Extract every line of the material below verbatim, keeping the original order.

--- Input rows ---
--------------------------------

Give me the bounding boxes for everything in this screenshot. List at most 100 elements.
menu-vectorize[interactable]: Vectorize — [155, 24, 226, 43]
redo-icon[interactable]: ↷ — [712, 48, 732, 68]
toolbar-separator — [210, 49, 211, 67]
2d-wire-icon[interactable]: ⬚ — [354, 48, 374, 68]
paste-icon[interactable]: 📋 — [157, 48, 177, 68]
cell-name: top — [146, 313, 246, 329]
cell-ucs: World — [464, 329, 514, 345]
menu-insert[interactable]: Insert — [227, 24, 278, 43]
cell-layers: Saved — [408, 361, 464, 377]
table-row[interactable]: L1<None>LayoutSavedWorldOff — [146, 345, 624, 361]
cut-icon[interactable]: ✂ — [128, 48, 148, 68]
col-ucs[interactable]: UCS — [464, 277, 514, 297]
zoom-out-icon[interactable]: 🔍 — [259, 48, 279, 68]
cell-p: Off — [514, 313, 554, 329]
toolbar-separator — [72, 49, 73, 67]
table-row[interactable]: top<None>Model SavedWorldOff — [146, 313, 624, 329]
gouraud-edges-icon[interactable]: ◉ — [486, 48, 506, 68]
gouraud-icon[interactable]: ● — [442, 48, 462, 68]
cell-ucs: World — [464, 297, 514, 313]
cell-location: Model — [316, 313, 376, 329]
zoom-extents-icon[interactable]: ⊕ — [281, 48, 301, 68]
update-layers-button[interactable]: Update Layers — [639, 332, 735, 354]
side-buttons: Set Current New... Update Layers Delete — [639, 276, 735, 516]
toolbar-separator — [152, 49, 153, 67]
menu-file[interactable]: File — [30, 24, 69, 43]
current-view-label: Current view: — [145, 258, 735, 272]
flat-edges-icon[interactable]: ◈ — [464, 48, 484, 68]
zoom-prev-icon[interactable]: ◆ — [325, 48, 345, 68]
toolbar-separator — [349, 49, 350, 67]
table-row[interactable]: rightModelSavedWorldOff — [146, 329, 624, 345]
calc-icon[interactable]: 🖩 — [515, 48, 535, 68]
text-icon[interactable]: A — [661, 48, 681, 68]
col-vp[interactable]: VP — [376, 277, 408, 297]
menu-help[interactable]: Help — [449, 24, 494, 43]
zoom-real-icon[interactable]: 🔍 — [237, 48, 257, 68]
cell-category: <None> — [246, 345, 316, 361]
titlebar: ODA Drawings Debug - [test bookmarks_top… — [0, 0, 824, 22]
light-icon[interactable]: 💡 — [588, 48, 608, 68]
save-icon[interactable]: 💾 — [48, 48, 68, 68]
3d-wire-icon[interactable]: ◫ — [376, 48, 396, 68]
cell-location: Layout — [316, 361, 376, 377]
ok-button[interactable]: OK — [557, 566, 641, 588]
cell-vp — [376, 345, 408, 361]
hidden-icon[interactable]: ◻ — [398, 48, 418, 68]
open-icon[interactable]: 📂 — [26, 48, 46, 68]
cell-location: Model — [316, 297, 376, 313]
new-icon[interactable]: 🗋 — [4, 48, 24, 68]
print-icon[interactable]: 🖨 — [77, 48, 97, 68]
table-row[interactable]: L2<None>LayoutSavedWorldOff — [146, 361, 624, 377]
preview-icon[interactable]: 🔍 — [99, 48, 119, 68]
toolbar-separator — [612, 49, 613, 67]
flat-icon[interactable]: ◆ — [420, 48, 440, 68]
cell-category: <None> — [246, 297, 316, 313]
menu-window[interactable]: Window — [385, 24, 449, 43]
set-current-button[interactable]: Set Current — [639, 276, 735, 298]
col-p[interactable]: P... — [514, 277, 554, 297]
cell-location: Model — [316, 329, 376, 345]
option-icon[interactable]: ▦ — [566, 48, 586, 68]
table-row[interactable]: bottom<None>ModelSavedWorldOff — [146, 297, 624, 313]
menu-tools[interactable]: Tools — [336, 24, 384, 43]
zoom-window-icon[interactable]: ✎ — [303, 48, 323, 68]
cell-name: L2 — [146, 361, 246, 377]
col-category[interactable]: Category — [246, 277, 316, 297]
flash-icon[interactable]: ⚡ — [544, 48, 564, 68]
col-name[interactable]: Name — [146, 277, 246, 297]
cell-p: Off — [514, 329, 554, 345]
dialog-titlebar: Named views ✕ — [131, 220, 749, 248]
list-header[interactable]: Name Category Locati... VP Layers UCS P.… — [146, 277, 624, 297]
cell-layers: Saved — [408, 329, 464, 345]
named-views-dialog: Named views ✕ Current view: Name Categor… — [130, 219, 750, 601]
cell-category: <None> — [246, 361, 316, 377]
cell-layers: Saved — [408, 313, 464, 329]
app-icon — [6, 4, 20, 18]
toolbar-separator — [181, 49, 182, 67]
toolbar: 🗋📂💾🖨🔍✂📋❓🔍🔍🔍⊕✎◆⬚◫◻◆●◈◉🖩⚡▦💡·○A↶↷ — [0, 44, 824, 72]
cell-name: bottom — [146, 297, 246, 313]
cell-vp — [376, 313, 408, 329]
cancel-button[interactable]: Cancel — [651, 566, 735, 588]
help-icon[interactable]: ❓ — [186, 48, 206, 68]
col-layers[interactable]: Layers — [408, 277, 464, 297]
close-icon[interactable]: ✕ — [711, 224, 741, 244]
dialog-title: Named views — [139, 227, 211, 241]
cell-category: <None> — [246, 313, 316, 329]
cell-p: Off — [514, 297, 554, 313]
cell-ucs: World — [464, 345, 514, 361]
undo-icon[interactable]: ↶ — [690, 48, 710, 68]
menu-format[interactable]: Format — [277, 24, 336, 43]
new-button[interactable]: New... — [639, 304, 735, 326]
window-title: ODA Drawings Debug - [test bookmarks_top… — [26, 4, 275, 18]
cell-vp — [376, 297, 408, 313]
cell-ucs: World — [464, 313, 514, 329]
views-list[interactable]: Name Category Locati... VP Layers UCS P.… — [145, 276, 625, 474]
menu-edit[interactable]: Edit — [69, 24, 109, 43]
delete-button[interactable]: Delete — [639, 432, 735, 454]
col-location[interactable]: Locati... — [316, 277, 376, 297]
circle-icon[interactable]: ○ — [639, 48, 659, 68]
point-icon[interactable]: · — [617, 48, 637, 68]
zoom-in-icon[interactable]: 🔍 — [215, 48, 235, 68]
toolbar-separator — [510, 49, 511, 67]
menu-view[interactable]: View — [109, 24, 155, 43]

--------------------------------

--- Result below ---
Give me the bounding boxes for everything in this screenshot. List at most 100 elements.
menu-vectorize[interactable]: Vectorize — [155, 24, 226, 43]
redo-icon[interactable]: ↷ — [712, 48, 732, 68]
toolbar-separator — [210, 49, 211, 67]
2d-wire-icon[interactable]: ⬚ — [354, 48, 374, 68]
paste-icon[interactable]: 📋 — [157, 48, 177, 68]
cell-name: top — [146, 313, 246, 329]
cell-ucs: World — [464, 329, 514, 345]
menu-insert[interactable]: Insert — [227, 24, 278, 43]
cell-layers: Saved — [408, 361, 464, 377]
table-row[interactable]: L1<None>LayoutSavedWorldOff — [146, 345, 624, 361]
cut-icon[interactable]: ✂ — [128, 48, 148, 68]
col-ucs[interactable]: UCS — [464, 277, 514, 297]
zoom-out-icon[interactable]: 🔍 — [259, 48, 279, 68]
cell-p: Off — [514, 313, 554, 329]
toolbar-separator — [72, 49, 73, 67]
table-row[interactable]: top<None>Model SavedWorldOff — [146, 313, 624, 329]
gouraud-edges-icon[interactable]: ◉ — [486, 48, 506, 68]
gouraud-icon[interactable]: ● — [442, 48, 462, 68]
cell-ucs: World — [464, 297, 514, 313]
cell-location: Model — [316, 313, 376, 329]
zoom-extents-icon[interactable]: ⊕ — [281, 48, 301, 68]
update-layers-button[interactable]: Update Layers — [639, 332, 735, 354]
side-buttons: Set Current New... Update Layers Delete — [639, 276, 735, 516]
toolbar-separator — [152, 49, 153, 67]
menu-file[interactable]: File — [30, 24, 69, 43]
current-view-label: Current view: — [145, 258, 735, 272]
flat-edges-icon[interactable]: ◈ — [464, 48, 484, 68]
zoom-prev-icon[interactable]: ◆ — [325, 48, 345, 68]
toolbar-separator — [349, 49, 350, 67]
table-row[interactable]: rightModelSavedWorldOff — [146, 329, 624, 345]
calc-icon[interactable]: 🖩 — [515, 48, 535, 68]
text-icon[interactable]: A — [661, 48, 681, 68]
col-vp[interactable]: VP — [376, 277, 408, 297]
menu-help[interactable]: Help — [449, 24, 494, 43]
zoom-real-icon[interactable]: 🔍 — [237, 48, 257, 68]
cell-category: <None> — [246, 345, 316, 361]
titlebar: ODA Drawings Debug - [test bookmarks_top… — [0, 0, 824, 22]
light-icon[interactable]: 💡 — [588, 48, 608, 68]
save-icon[interactable]: 💾 — [48, 48, 68, 68]
3d-wire-icon[interactable]: ◫ — [376, 48, 396, 68]
cell-location: Layout — [316, 361, 376, 377]
ok-button[interactable]: OK — [557, 566, 641, 588]
cell-vp — [376, 345, 408, 361]
hidden-icon[interactable]: ◻ — [398, 48, 418, 68]
open-icon[interactable]: 📂 — [26, 48, 46, 68]
cell-location: Model — [316, 297, 376, 313]
new-icon[interactable]: 🗋 — [4, 48, 24, 68]
print-icon[interactable]: 🖨 — [77, 48, 97, 68]
table-row[interactable]: L2<None>LayoutSavedWorldOff — [146, 361, 624, 377]
preview-icon[interactable]: 🔍 — [99, 48, 119, 68]
toolbar-separator — [612, 49, 613, 67]
flat-icon[interactable]: ◆ — [420, 48, 440, 68]
cell-category: <None> — [246, 297, 316, 313]
menu-window[interactable]: Window — [385, 24, 449, 43]
set-current-button[interactable]: Set Current — [639, 276, 735, 298]
col-p[interactable]: P... — [514, 277, 554, 297]
cell-location: Model — [316, 329, 376, 345]
option-icon[interactable]: ▦ — [566, 48, 586, 68]
table-row[interactable]: bottom<None>ModelSavedWorldOff — [146, 297, 624, 313]
menu-tools[interactable]: Tools — [336, 24, 384, 43]
zoom-window-icon[interactable]: ✎ — [303, 48, 323, 68]
cell-name: L2 — [146, 361, 246, 377]
col-category[interactable]: Category — [246, 277, 316, 297]
flash-icon[interactable]: ⚡ — [544, 48, 564, 68]
col-name[interactable]: Name — [146, 277, 246, 297]
cell-p: Off — [514, 329, 554, 345]
dialog-titlebar: Named views ✕ — [131, 220, 749, 248]
list-header[interactable]: Name Category Locati... VP Layers UCS P.… — [146, 277, 624, 297]
cell-layers: Saved — [408, 329, 464, 345]
named-views-dialog: Named views ✕ Current view: Name Categor… — [130, 219, 750, 601]
cell-category: <None> — [246, 361, 316, 377]
cell-layers: Saved — [408, 313, 464, 329]
app-icon — [6, 4, 20, 18]
toolbar-separator — [181, 49, 182, 67]
toolbar: 🗋📂💾🖨🔍✂📋❓🔍🔍🔍⊕✎◆⬚◫◻◆●◈◉🖩⚡▦💡·○A↶↷ — [0, 44, 824, 72]
cell-name: bottom — [146, 297, 246, 313]
cell-vp — [376, 313, 408, 329]
cancel-button[interactable]: Cancel — [651, 566, 735, 588]
help-icon[interactable]: ❓ — [186, 48, 206, 68]
col-layers[interactable]: Layers — [408, 277, 464, 297]
close-icon[interactable]: ✕ — [711, 224, 741, 244]
dialog-title: Named views — [139, 227, 211, 241]
cell-category: <None> — [246, 313, 316, 329]
cell-p: Off — [514, 297, 554, 313]
cell-ucs: World — [464, 345, 514, 361]
undo-icon[interactable]: ↶ — [690, 48, 710, 68]
menu-format[interactable]: Format — [277, 24, 336, 43]
new-button[interactable]: New... — [639, 304, 735, 326]
window-title: ODA Drawings Debug - [test bookmarks_top… — [26, 4, 275, 18]
cell-vp — [376, 297, 408, 313]
cell-ucs: World — [464, 313, 514, 329]
views-list[interactable]: Name Category Locati... VP Layers UCS P.… — [145, 276, 625, 474]
menu-edit[interactable]: Edit — [69, 24, 109, 43]
delete-button[interactable]: Delete — [639, 432, 735, 454]
col-location[interactable]: Locati... — [316, 277, 376, 297]
circle-icon[interactable]: ○ — [639, 48, 659, 68]
point-icon[interactable]: · — [617, 48, 637, 68]
zoom-in-icon[interactable]: 🔍 — [215, 48, 235, 68]
toolbar-separator — [510, 49, 511, 67]
menu-view[interactable]: View — [109, 24, 155, 43]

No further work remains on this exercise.